*WHAT TO WORK ON*
Filter these entries, keeping only lines that hold the word "Output".

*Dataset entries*
---+---

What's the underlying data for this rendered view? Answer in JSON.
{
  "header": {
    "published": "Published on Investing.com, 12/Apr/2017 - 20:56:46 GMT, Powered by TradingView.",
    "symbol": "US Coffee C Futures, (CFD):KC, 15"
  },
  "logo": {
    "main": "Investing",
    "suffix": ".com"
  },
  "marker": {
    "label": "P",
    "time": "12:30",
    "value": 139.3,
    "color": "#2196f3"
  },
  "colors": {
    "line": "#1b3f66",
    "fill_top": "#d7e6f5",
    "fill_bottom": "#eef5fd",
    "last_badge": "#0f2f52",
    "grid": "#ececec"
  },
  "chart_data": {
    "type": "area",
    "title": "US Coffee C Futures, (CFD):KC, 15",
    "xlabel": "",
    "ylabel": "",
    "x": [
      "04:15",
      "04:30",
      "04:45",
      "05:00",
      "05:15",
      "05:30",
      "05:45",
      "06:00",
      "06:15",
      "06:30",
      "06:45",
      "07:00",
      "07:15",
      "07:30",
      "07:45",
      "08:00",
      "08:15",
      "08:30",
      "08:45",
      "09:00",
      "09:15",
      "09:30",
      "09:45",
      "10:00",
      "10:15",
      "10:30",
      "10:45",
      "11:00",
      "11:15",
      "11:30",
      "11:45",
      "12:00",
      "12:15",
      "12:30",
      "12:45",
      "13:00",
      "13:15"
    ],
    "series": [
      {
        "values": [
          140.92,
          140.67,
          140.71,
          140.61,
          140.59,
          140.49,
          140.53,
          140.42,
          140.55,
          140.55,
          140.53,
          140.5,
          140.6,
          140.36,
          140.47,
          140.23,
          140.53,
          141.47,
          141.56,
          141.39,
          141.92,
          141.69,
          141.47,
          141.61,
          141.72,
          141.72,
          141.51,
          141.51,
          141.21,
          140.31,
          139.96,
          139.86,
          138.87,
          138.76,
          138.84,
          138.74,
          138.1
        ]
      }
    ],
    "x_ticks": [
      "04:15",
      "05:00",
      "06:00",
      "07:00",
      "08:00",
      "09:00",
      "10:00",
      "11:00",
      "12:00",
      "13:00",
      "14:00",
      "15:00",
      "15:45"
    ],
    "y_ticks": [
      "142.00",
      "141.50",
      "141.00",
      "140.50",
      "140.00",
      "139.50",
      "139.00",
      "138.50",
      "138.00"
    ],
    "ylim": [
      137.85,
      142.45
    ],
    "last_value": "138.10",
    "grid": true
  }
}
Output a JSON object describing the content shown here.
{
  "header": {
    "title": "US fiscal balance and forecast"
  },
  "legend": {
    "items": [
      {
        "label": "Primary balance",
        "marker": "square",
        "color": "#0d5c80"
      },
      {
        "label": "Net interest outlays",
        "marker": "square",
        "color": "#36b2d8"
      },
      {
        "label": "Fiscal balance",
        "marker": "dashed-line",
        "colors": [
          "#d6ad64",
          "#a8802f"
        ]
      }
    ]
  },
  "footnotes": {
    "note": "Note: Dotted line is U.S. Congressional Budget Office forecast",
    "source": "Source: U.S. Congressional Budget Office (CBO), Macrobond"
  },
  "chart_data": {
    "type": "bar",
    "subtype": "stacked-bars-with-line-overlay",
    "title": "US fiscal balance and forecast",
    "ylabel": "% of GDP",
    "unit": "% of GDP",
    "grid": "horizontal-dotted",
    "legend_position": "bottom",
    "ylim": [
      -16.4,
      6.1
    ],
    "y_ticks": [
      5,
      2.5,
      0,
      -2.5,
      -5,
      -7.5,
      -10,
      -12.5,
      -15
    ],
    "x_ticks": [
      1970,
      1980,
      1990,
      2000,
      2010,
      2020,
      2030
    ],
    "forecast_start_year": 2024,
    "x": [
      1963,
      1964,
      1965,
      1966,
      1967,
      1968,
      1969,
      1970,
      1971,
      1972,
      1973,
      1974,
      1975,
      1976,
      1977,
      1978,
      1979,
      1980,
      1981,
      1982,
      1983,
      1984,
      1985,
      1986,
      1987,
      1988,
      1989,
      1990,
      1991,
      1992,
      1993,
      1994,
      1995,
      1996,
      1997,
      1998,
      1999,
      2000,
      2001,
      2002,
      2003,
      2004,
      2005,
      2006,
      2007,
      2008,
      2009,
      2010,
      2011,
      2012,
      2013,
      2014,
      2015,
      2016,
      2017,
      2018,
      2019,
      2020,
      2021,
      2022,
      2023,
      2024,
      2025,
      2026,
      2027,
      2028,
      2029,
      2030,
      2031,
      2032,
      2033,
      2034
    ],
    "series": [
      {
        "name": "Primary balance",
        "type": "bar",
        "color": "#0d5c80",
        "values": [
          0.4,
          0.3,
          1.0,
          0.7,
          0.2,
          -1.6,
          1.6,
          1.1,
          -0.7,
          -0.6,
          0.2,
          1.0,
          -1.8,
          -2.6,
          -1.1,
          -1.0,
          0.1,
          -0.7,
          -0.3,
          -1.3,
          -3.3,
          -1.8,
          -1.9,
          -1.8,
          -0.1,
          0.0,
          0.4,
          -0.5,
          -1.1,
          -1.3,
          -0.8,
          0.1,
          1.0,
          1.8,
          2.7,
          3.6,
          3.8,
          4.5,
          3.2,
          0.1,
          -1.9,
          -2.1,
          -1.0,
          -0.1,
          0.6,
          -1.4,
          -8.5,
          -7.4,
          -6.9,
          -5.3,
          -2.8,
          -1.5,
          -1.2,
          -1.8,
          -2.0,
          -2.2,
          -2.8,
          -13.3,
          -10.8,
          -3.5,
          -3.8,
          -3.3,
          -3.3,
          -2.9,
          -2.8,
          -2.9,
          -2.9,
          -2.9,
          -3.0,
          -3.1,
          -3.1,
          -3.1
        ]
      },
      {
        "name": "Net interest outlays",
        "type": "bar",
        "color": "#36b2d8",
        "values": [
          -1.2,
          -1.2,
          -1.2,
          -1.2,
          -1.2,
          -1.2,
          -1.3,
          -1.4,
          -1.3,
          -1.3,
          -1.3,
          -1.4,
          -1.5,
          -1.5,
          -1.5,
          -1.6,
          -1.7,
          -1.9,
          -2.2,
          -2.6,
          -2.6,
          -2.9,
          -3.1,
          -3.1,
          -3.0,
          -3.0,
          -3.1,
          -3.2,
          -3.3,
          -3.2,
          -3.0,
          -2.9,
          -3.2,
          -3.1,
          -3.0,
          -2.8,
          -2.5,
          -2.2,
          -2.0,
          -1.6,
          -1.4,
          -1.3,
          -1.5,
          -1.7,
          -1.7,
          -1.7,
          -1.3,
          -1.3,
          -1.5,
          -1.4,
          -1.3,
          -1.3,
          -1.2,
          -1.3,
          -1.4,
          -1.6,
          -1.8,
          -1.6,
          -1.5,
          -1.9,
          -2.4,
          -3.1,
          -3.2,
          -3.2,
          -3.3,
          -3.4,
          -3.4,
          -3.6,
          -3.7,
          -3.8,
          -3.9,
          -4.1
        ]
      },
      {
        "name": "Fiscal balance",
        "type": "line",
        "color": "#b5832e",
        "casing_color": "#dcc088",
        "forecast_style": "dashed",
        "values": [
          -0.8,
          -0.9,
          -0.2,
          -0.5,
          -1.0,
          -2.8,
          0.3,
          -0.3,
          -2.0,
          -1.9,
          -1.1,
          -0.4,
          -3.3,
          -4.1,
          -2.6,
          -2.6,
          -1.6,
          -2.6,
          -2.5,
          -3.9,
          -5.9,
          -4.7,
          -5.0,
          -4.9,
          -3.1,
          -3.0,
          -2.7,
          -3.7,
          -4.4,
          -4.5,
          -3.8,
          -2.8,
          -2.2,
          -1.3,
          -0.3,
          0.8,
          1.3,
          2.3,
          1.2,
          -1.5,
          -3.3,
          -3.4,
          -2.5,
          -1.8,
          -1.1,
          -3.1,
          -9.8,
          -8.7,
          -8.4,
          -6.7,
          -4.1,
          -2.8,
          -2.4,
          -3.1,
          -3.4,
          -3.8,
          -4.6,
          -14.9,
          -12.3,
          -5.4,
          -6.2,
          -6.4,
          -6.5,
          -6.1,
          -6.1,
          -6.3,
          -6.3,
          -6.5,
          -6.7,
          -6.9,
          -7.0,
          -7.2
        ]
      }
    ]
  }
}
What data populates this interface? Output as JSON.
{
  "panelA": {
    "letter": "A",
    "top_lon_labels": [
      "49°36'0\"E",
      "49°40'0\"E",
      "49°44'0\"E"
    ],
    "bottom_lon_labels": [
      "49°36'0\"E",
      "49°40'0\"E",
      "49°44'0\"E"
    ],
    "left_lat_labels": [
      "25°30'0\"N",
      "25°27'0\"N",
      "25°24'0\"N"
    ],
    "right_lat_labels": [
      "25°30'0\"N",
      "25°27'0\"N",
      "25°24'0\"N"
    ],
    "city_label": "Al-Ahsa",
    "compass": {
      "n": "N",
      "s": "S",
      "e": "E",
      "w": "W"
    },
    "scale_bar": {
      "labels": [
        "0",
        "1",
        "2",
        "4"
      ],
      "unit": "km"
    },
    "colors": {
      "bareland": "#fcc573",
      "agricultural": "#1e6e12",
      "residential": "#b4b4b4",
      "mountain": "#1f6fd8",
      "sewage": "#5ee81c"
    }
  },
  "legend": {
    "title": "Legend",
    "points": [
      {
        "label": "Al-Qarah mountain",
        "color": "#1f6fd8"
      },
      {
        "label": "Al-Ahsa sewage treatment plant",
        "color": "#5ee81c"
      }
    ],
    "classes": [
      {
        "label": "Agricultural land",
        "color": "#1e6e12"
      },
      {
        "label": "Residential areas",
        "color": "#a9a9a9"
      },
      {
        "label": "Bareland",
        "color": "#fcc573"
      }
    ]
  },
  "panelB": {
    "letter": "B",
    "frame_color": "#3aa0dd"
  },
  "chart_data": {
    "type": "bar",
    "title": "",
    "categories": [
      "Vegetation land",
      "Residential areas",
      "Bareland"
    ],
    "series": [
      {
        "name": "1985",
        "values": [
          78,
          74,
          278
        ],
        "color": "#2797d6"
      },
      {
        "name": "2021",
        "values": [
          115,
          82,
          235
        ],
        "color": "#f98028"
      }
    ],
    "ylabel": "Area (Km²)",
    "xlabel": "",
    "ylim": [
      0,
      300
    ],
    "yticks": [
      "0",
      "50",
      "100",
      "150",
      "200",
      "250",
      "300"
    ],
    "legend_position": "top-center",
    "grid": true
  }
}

---+---

*EXERCISE SOLUTION*
Output a JSON object describing the content shown here.
What data populates this interface? Output as JSON.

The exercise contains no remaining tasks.